### Aim of the exercise
What number of lines hold the word "daily"? State that number and nothing besides.

### Entries supplied
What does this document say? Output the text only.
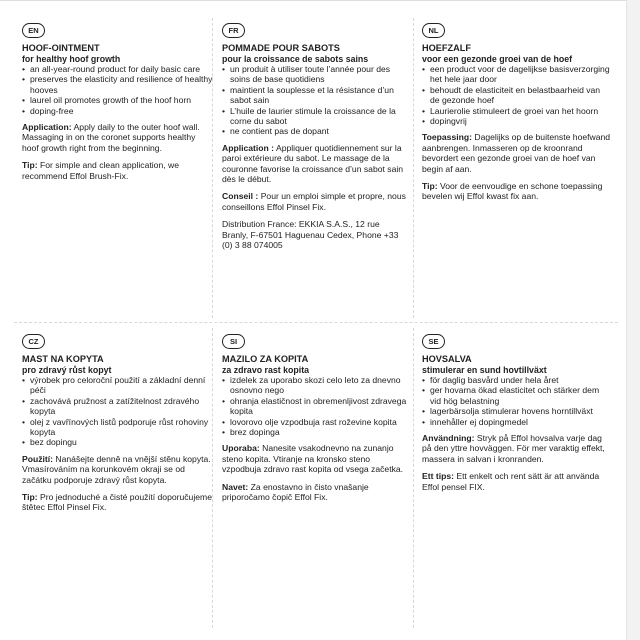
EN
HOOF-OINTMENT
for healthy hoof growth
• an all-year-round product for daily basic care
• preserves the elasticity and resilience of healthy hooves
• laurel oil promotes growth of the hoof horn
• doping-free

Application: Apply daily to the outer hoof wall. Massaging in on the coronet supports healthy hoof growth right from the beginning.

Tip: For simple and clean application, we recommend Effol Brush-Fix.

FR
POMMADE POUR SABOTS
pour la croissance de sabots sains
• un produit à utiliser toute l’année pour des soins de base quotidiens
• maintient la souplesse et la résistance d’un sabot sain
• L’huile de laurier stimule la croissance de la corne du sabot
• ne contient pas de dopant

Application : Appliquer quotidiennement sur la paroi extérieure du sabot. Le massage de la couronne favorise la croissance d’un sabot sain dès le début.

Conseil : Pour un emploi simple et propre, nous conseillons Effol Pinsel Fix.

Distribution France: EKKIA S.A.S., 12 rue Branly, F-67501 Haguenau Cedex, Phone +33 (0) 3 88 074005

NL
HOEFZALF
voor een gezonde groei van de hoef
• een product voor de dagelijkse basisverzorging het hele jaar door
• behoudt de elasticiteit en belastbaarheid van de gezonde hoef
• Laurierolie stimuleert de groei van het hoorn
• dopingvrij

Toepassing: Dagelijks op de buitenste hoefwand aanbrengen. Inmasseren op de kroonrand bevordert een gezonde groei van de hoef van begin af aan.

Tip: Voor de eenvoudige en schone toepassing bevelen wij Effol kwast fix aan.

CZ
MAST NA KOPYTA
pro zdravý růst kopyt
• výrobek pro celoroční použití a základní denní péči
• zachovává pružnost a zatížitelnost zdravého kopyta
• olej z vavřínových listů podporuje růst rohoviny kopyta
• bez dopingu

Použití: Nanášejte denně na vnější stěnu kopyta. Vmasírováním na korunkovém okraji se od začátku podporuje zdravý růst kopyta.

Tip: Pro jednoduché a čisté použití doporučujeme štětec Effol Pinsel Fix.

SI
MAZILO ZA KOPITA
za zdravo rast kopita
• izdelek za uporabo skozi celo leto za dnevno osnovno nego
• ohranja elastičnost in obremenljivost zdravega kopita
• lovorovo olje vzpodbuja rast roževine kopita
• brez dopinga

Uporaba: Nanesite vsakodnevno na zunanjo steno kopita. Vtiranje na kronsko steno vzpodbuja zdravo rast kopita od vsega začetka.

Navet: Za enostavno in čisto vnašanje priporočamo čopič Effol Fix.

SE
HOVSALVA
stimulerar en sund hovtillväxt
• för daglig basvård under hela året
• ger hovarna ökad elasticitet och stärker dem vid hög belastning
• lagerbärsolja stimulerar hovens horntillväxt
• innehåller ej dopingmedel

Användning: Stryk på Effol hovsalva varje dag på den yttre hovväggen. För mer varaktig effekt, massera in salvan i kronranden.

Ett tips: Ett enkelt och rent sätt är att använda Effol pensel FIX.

### Exercise result
2